**TASK**
Copy down every line where the string "nepokretnom" shows up.

--- start MATERIAL ---

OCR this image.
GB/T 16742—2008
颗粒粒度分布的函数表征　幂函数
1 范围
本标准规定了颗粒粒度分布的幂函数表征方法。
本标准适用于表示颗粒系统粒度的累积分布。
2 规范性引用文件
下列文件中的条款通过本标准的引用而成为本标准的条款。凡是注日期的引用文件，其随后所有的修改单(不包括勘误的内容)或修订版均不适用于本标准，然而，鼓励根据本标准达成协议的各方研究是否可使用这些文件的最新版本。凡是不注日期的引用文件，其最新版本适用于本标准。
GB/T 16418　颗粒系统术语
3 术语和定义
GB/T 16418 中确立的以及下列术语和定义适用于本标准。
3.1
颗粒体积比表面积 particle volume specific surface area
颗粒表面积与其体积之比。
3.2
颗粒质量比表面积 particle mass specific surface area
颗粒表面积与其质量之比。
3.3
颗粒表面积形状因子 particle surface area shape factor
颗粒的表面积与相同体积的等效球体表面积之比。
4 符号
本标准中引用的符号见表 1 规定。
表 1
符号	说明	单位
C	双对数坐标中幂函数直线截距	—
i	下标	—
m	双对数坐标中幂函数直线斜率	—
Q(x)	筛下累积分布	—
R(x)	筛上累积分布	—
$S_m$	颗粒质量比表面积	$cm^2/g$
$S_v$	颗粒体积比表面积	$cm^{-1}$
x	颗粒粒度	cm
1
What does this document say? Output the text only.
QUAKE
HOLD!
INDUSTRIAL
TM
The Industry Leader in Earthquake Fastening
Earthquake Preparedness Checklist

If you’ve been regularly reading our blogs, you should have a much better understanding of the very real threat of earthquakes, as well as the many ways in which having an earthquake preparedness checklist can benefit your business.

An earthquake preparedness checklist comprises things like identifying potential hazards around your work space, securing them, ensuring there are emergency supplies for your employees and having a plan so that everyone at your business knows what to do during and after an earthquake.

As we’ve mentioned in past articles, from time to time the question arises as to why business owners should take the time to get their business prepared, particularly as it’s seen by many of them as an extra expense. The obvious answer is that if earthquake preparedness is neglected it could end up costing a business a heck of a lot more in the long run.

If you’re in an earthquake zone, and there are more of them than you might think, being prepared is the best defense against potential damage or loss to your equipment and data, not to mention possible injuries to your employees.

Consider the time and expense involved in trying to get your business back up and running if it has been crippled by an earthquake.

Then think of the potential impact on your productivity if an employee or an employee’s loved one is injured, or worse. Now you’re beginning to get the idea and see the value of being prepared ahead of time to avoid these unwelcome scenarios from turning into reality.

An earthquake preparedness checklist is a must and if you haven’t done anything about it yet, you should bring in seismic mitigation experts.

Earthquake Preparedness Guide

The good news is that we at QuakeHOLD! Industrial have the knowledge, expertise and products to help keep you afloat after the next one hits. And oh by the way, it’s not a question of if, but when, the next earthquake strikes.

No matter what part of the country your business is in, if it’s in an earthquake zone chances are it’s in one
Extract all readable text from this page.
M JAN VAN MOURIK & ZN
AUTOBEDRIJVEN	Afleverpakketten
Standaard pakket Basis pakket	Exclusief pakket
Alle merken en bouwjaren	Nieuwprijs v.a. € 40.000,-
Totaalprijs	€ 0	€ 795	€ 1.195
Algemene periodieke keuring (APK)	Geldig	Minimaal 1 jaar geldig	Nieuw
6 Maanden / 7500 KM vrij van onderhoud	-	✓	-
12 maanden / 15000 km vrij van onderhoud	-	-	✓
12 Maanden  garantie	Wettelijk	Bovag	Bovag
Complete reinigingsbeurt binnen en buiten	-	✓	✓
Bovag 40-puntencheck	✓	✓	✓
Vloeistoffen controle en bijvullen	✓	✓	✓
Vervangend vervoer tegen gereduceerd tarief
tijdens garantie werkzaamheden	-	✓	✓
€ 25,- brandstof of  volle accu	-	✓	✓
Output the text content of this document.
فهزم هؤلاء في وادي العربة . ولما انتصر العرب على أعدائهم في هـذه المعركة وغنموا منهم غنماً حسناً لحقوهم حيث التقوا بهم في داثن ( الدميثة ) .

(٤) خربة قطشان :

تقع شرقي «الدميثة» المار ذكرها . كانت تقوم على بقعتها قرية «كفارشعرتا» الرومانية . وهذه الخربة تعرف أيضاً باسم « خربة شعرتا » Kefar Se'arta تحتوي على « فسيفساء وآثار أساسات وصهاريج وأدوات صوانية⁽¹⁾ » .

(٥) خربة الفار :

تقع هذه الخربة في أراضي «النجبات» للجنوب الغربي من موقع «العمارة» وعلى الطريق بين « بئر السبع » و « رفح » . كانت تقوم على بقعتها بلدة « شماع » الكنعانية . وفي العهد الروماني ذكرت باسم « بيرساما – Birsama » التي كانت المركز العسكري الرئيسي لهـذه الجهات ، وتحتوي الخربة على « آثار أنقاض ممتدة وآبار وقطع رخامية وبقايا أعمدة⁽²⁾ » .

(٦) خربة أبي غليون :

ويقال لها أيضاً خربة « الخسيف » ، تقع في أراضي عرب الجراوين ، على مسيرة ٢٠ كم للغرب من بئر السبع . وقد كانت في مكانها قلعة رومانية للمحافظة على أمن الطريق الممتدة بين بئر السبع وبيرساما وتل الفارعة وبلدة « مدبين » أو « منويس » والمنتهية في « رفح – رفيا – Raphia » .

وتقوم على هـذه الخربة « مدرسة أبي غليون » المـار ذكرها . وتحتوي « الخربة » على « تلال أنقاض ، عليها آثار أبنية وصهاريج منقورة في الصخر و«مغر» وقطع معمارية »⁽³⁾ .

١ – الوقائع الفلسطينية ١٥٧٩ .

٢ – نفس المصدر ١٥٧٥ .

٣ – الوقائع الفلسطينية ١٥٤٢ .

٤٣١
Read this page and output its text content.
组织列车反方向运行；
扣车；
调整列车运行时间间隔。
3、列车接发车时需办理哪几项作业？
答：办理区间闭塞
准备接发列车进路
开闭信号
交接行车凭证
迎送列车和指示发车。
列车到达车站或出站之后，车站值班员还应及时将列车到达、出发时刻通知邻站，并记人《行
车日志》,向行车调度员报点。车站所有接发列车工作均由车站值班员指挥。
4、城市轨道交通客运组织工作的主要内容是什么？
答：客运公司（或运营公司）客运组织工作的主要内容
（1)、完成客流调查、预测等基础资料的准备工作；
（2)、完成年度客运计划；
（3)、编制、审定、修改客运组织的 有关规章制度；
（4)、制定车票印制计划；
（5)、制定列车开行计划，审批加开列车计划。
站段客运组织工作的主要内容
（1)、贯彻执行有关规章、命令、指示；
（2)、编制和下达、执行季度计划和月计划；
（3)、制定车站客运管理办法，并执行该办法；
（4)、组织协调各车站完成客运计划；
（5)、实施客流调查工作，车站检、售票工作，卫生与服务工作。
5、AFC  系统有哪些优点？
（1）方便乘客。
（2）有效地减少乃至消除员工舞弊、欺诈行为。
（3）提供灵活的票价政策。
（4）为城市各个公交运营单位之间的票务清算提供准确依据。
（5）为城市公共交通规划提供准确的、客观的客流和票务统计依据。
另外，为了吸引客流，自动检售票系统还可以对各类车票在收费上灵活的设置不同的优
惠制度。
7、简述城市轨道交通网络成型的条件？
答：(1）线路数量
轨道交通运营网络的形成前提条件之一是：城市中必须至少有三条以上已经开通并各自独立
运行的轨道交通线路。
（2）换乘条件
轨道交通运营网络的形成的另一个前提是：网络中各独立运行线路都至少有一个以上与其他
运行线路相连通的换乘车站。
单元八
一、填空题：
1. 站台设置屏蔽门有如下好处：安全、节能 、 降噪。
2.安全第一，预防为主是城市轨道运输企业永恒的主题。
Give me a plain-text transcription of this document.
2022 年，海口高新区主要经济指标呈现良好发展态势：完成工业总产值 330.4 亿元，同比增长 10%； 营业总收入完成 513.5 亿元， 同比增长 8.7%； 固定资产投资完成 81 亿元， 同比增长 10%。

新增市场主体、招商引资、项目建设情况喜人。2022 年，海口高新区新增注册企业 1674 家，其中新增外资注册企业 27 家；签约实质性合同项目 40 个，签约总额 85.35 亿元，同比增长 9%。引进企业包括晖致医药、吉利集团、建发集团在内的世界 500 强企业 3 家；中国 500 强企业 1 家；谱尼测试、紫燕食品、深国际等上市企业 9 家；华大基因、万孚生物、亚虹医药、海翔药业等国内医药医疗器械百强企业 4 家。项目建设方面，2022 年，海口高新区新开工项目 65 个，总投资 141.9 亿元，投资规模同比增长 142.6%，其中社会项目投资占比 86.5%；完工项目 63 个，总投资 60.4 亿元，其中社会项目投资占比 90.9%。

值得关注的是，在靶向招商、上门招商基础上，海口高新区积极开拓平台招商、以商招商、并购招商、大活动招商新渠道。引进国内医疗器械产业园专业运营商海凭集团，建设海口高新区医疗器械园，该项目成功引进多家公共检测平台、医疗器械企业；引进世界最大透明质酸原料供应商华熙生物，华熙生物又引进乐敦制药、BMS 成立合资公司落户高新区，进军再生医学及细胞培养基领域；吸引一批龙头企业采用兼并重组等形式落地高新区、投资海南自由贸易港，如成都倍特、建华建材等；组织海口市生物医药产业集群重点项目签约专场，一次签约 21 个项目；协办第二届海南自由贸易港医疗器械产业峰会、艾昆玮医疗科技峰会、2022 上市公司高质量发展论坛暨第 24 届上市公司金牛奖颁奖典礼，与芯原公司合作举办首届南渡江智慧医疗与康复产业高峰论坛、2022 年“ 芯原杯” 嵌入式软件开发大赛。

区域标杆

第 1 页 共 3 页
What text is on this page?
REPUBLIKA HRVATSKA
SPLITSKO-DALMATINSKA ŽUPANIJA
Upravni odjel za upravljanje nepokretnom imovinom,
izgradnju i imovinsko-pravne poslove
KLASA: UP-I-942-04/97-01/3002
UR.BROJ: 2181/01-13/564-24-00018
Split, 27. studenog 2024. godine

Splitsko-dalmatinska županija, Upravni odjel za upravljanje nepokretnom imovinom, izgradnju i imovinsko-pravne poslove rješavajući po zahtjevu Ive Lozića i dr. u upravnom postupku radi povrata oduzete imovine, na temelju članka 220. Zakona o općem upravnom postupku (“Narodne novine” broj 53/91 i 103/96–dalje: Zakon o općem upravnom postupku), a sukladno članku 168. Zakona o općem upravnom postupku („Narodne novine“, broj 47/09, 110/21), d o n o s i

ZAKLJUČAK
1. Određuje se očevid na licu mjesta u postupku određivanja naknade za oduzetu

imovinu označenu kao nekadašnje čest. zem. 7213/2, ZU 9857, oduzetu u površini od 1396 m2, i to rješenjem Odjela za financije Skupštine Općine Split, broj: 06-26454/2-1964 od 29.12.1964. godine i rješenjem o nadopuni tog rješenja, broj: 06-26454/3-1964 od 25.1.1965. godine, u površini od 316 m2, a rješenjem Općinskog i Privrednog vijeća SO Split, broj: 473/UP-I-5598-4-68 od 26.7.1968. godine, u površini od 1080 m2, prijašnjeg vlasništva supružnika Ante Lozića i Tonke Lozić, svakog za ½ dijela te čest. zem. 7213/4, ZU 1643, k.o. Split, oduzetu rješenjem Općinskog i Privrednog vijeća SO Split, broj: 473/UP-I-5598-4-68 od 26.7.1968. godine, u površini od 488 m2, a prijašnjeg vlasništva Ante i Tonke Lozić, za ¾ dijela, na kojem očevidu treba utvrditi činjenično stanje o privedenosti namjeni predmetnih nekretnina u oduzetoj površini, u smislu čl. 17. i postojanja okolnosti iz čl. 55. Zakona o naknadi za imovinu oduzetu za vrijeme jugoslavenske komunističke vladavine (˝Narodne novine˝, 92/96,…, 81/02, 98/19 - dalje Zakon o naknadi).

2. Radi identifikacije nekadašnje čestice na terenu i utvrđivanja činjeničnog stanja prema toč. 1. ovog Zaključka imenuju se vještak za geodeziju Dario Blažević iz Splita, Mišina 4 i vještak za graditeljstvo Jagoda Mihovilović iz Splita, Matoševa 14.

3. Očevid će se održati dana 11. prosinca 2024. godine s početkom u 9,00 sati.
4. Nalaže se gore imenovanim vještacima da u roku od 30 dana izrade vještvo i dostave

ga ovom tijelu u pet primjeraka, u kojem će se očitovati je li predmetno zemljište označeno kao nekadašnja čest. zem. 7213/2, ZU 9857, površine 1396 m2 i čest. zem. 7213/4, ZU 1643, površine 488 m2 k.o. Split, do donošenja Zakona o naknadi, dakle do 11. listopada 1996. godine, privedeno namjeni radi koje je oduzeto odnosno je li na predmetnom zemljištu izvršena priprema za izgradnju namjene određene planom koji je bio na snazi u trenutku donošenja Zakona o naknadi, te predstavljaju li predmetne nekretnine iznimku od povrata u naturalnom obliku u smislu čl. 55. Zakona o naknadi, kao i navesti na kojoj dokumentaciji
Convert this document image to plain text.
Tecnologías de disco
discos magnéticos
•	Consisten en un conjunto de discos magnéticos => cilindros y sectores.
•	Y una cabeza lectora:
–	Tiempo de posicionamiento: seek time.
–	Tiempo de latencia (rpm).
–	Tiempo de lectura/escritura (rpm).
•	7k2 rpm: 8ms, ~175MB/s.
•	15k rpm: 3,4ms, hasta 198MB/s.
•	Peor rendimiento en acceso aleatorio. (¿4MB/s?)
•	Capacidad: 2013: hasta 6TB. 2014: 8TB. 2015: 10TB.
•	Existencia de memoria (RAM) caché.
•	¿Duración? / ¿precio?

--- end MATERIAL ---

**RESULT**
Upravni odjel za upravljanje nepokretnom imovinom,
Splitsko-dalmatinska županija, Upravni odjel za upravljanje nepokretnom imovinom, izgradnju i imovinsko-pravne poslove rješavajući po zahtjevu Ive Lozića i dr. u upravnom postupku radi povrata oduzete imovine, na temelju članka 220. Zakona o općem upravnom postupku (“Narodne novine” broj 53/91 i 103/96–dalje: Zakon o općem upravnom postupku), a sukladno članku 168. Zakona o općem upravnom postupku („Narodne novine“, broj 47/09, 110/21), d o n o s i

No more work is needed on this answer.